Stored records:

* * *

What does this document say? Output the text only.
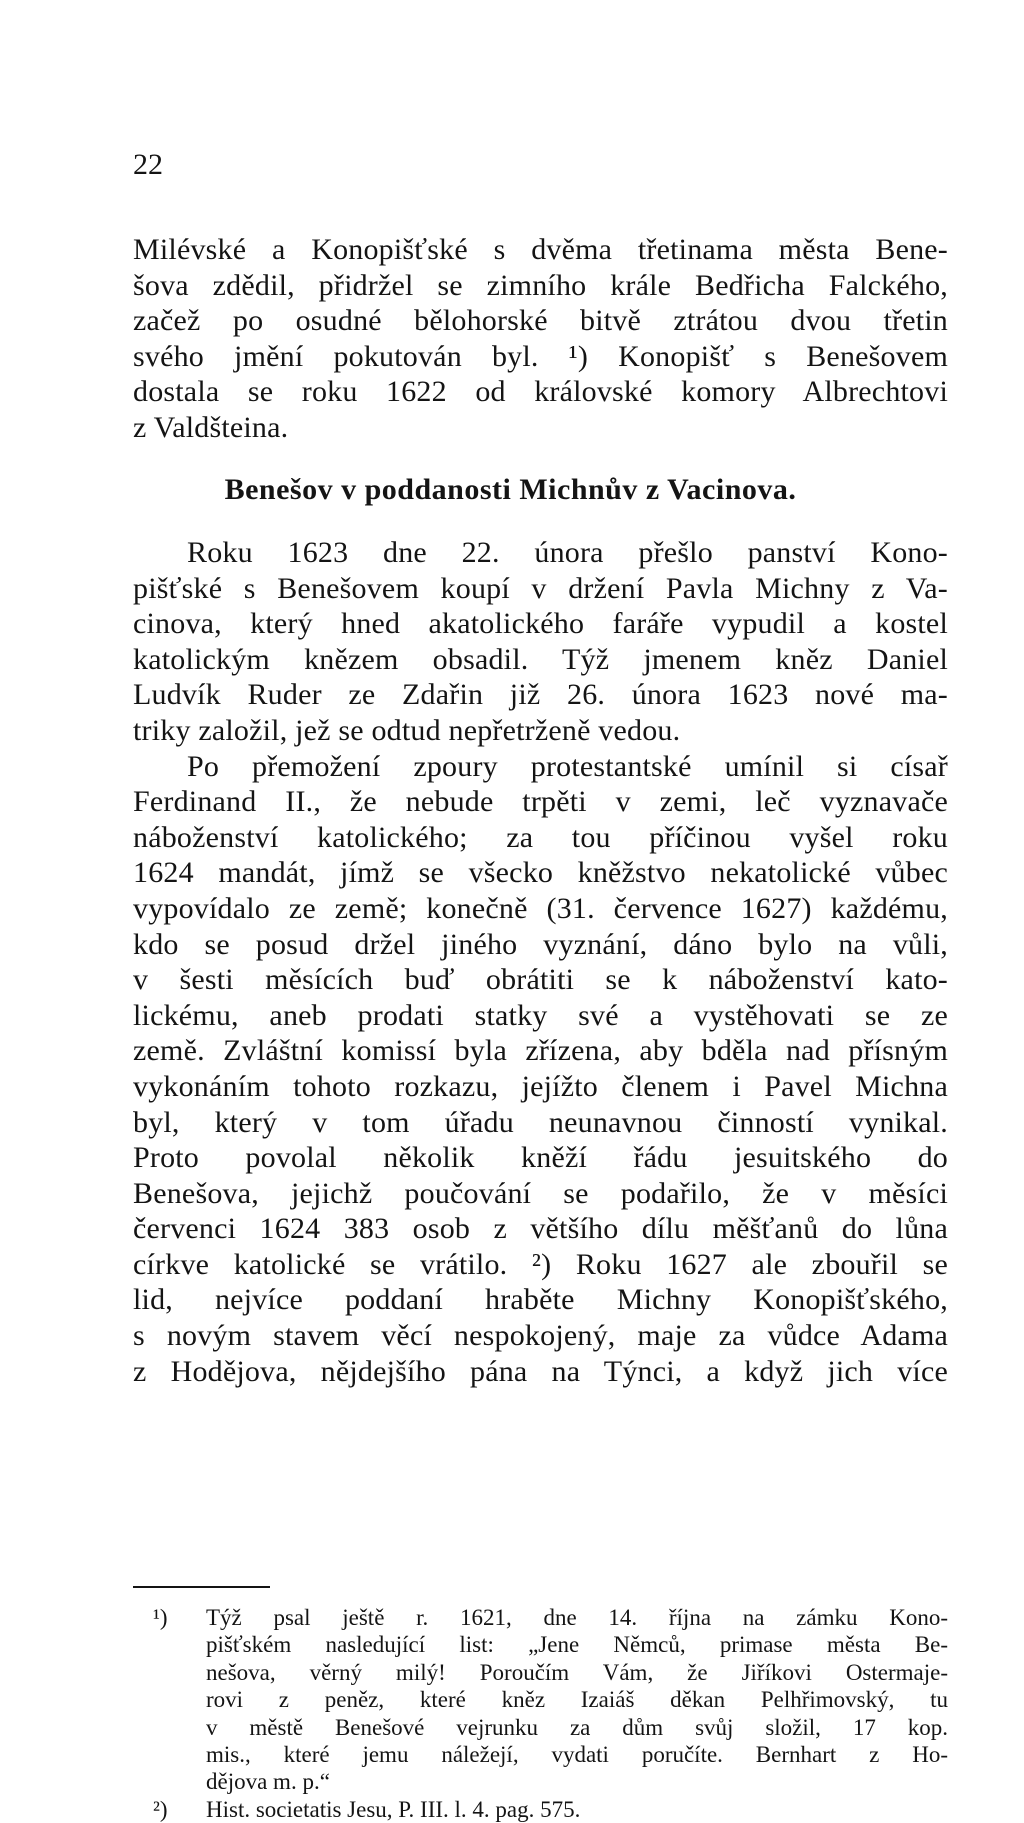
22
Milévské a Konopišťské s dvěma třetinama města Bene-
šova zdědil, přidržel se zimního krále Bedřicha Falckého,
začež po osudné bělohorské bitvě ztrátou dvou třetin
svého jmění pokutován byl. ¹) Konopišť s Benešovem
dostala se roku 1622 od královské komory Albrechtovi
z Valdšteina.
Benešov v poddanosti Michnův z Vacinova.
Roku 1623 dne 22. února přešlo panství Kono-
pišťské s Benešovem koupí v držení Pavla Michny z Va-
cinova, který hned akatolického faráře vypudil a kostel
katolickým knězem obsadil. Týž jmenem kněz Daniel
Ludvík Ruder ze Zdařin již 26. února 1623 nové ma-
triky založil, jež se odtud nepřetrženě vedou.
Po přemožení zpoury protestantské umínil si císař
Ferdinand II., že nebude trpěti v zemi, leč vyznavače
náboženství katolického; za tou příčinou vyšel roku
1624 mandát, jímž se všecko kněžstvo nekatolické vůbec
vypovídalo ze země; konečně (31. července 1627) každému,
kdo se posud držel jiného vyznání, dáno bylo na vůli,
v šesti měsících buď obrátiti se k náboženství kato-
lickému, aneb prodati statky své a vystěhovati se ze
země. Zvláštní komissí byla zřízena, aby bděla nad přísným
vykonáním tohoto rozkazu, jejížto členem i Pavel Michna
byl, který v tom úřadu neunavnou činností vynikal.
Proto povolal několik kněží řádu jesuitského do
Benešova, jejichž poučování se podařilo, že v měsíci
červenci 1624 383 osob z většího dílu měšťanů do lůna
církve katolické se vrátilo. ²) Roku 1627 ale zbouřil se
lid, nejvíce poddaní hraběte Michny Konopišťského,
s novým stavem věcí nespokojený, maje za vůdce Adama
z Hodějova, nějdejšího pána na Týnci, a když jich více
¹)	Týž psal ještě r. 1621, dne 14. října na zámku Kono-
pišťském nasledující list: „Jene Němců, primase města Be-
nešova, věrný milý! Poroučím Vám, že Jiříkovi Ostermaje-
rovi z peněz, které kněz Izaiáš děkan Pelhřimovský, tu
v městě Benešové vejrunku za dům svůj složil, 17 kop.
mis., které jemu náležejí, vydati poručíte. Bernhart z Ho-
dějova m. p.“
²) Hist. societatis Jesu, P. III. l. 4. pag. 575.
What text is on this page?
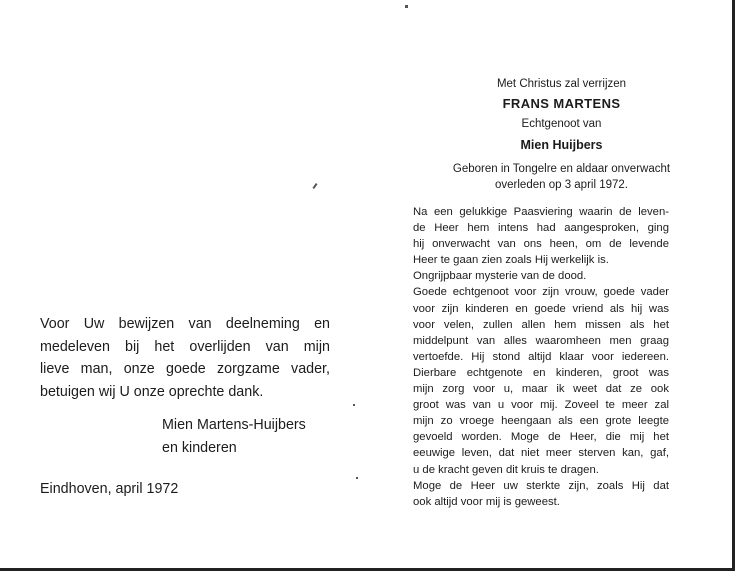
Voor Uw bewijzen van deelneming en
medeleven bij het overlijden van mijn
lieve man, onze goede zorgzame vader,
betuigen wij U onze oprechte dank.
Mien Martens-Huijbers
en kinderen
Eindhoven, april 1972
Met Christus zal verrijzen
FRANS MARTENS
Echtgenoot van
Mien Huijbers
Geboren in Tongelre en aldaar onverwacht
overleden op 3 april 1972.
Na een gelukkige Paasviering waarin de leven-
de Heer hem intens had aangesproken, ging
hij onverwacht van ons heen, om de levende
Heer te gaan zien zoals Hij werkelijk is.
Ongrijpbaar mysterie van de dood.
Goede echtgenoot voor zijn vrouw, goede vader
voor zijn kinderen en goede vriend als hij was
voor velen, zullen allen hem missen als het
middelpunt van alles waaromheen men graag
vertoefde. Hij stond altijd klaar voor iedereen.
Dierbare echtgenote en kinderen, groot was
mijn zorg voor u, maar ik weet dat ze ook
groot was van u voor mij. Zoveel te meer zal
mijn zo vroege heengaan als een grote leegte
gevoeld worden. Moge de Heer, die mij het
eeuwige leven, dat niet meer sterven kan, gaf,
u de kracht geven dit kruis te dragen.
Moge de Heer uw sterkte zijn, zoals Hij dat
ook altijd voor mij is geweest.
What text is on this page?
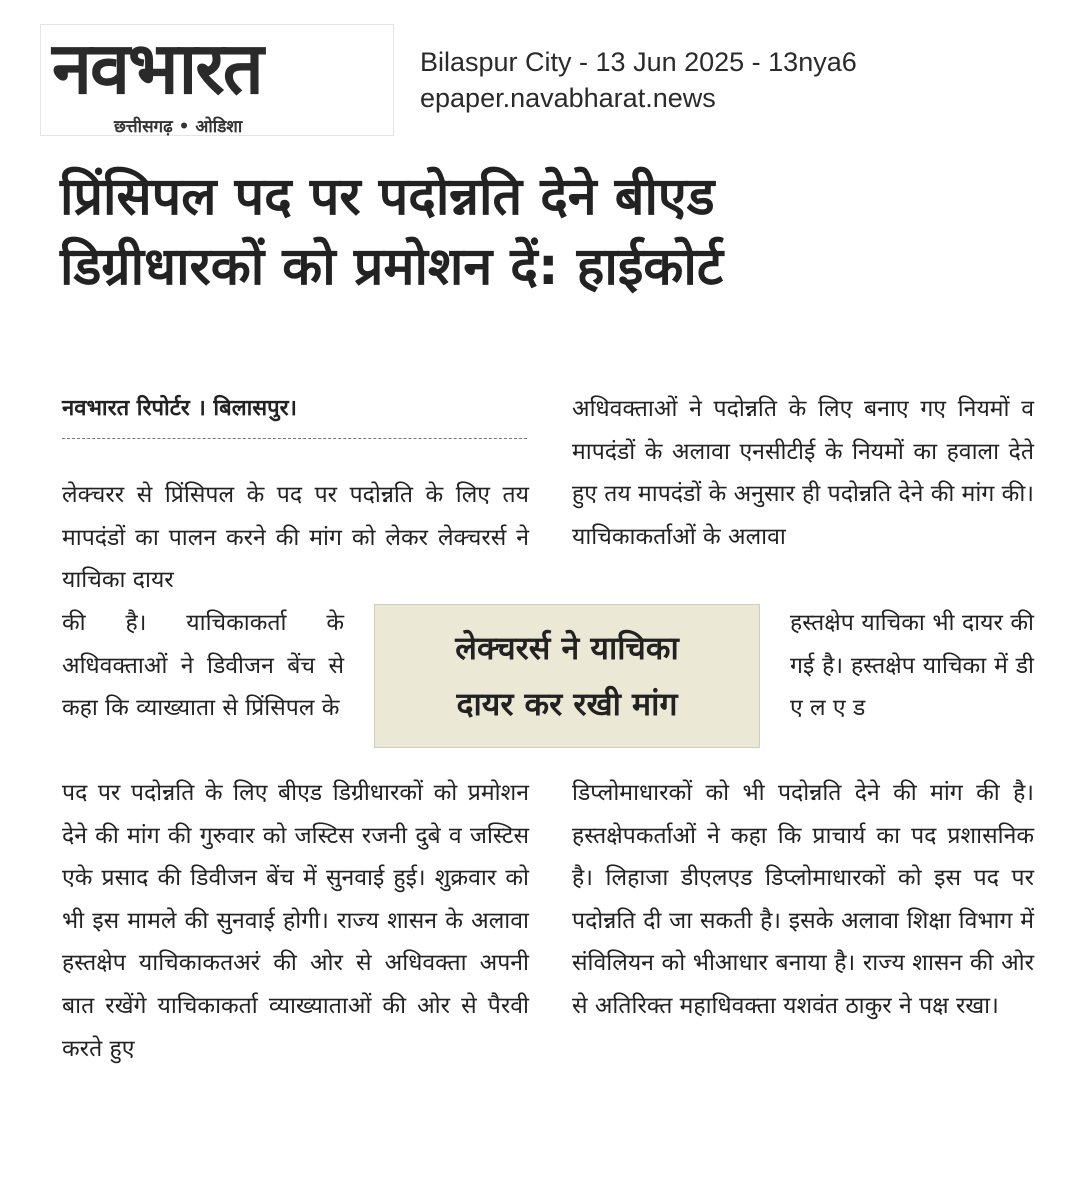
नवभारत
छत्तीसगढ़ • ओडिशा
Bilaspur City - 13 Jun 2025 - 13nya6
epaper.navabharat.news
प्रिंसिपल पद पर पदोन्नति देने बीएड
डिग्रीधारकों को प्रमोशन दें: हाईकोर्ट
नवभारत रिपोर्टर । बिलासपुर।

लेक्चरर से प्रिंसिपल के पद पर पदोन्नति के लिए तय मापदंडों का पालन करने की मांग को लेकर लेक्चरर्स ने याचिका दायर

की है। याचिकाकर्ता के अधिवक्ताओं ने डिवीजन बेंच से कहा कि व्याख्याता से प्रिंसिपल के

पद पर पदोन्नति के लिए बीएड डिग्रीधारकों को प्रमोशन देने की मांग की गुरुवार को जस्टिस रजनी दुबे व जस्टिस एके प्रसाद की डिवीजन बेंच में सुनवाई हुई। शुक्रवार को भी इस मामले की सुनवाई होगी। राज्य शासन के अलावा हस्तक्षेप याचिकाकतअरं की ओर से अधिवक्ता अपनी बात रखेंगे याचिकाकर्ता व्याख्याताओं की ओर से पैरवी करते हुए

अधिवक्ताओं ने पदोन्नति के लिए बनाए गए नियमों व मापदंडों के अलावा एनसीटीई के नियमों का हवाला देते हुए तय मापदंडों के अनुसार ही पदोन्नति देने की मांग की। याचिकाकर्ताओं के अलावा

हस्तक्षेप याचिका भी दायर की गई है। हस्तक्षेप याचिका में डी ए ल ए ड

डिप्लोमाधारकों को भी पदोन्नति देने की मांग की है। हस्तक्षेपकर्ताओं ने कहा कि प्राचार्य का पद प्रशासनिक है। लिहाजा डीएलएड डिप्लोमाधारकों को इस पद पर पदोन्नति दी जा सकती है। इसके अलावा शिक्षा विभाग में संविलियन को भीआधार बनाया है। राज्य शासन की ओर से अतिरिक्त महाधिवक्ता यशवंत ठाकुर ने पक्ष रखा।

लेक्चरर्स ने याचिका
दायर कर रखी मांग
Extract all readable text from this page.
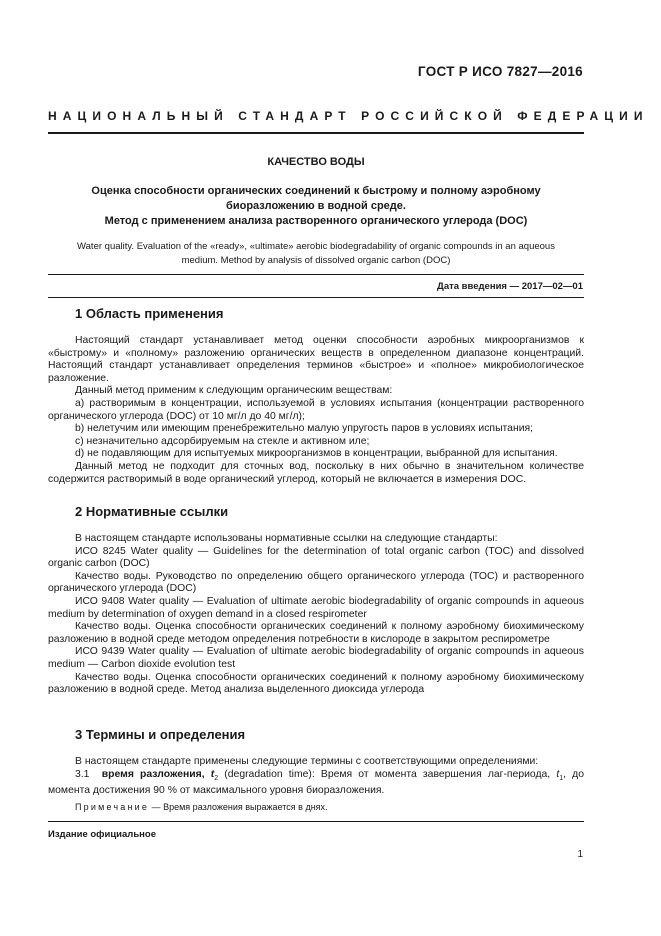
ГОСТ Р ИСО 7827—2016
НАЦИОНАЛЬНЫЙ СТАНДАРТ РОССИЙСКОЙ ФЕДЕРАЦИИ
КАЧЕСТВО ВОДЫ
Оценка способности органических соединений к быстрому и полному аэробному
биоразложению в водной среде.
Метод с применением анализа растворенного органического углерода (DOC)
Water quality. Evaluation of the «ready», «ultimate» aerobic biodegradability of organic compounds in an aqueous
medium. Method by analysis of dissolved organic carbon (DOC)
Дата введения — 2017—02—01
1 Область применения

Настоящий стандарт устанавливает метод оценки способности аэробных микроорганизмов к «быстрому» и «полному» разложению органических веществ в определенном диапазоне концентраций. Настоящий стандарт устанавливает определения терминов «быстрое» и «полное» микробиологическое разложение.

Данный метод применим к следующим органическим веществам:

a) растворимым в концентрации, используемой в условиях испытания (концентрации растворенного органического углерода (DOC) от 10 мг/л до 40 мг/л);

b) нелетучим или имеющим пренебрежительно малую упругость паров в условиях испытания;

c) незначительно адсорбируемым на стекле и активном иле;

d) не подавляющим для испытуемых микроорганизмов в концентрации, выбранной для испытания.

Данный метод не подходит для сточных вод, поскольку в них обычно в значительном количестве содержится растворимый в воде органический углерод, который не включается в измерения DOC.

2 Нормативные ссылки

В настоящем стандарте использованы нормативные ссылки на следующие стандарты:

ИСО 8245 Water quality — Guidelines for the determination of total organic carbon (TOC) and dissolved organic carbon (DOC)

Качество воды. Руководство по определению общего органического углерода (TOC) и растворенного органического углерода (DOC)

ИСО 9408 Water quality — Evaluation of ultimate aerobic biodegradability of organic compounds in aqueous medium by determination of oxygen demand in a closed respirometer

Качество воды. Оценка способности органических соединений к полному аэробному биохимическому разложению в водной среде методом определения потребности в кислороде в закрытом респирометре

ИСО 9439 Water quality — Evaluation of ultimate aerobic biodegradability of organic compounds in aqueous medium — Carbon dioxide evolution test

Качество воды. Оценка способности органических соединений к полному аэробному биохимическому разложению в водной среде. Метод анализа выделенного диоксида углерода

3 Термины и определения

В настоящем стандарте применены следующие термины с соответствующими определениями:

3.1 время разложения, $t_2$ (degradation time): Время от момента завершения лаг-периода, $t_1$, до момента достижения 90 % от максимального уровня биоразложения.

Примечание — Время разложения выражается в днях.
Издание официальное
1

* * *

WHAT TO WORK ON: Pick out every line of the listing containing the word "стандарте", and show those lines.

SOLUTION TO THIS PROBLEM:
В настоящем стандарте использованы нормативные ссылки на следующие стандарты:
В настоящем стандарте применены следующие термины с соответствующими определениями:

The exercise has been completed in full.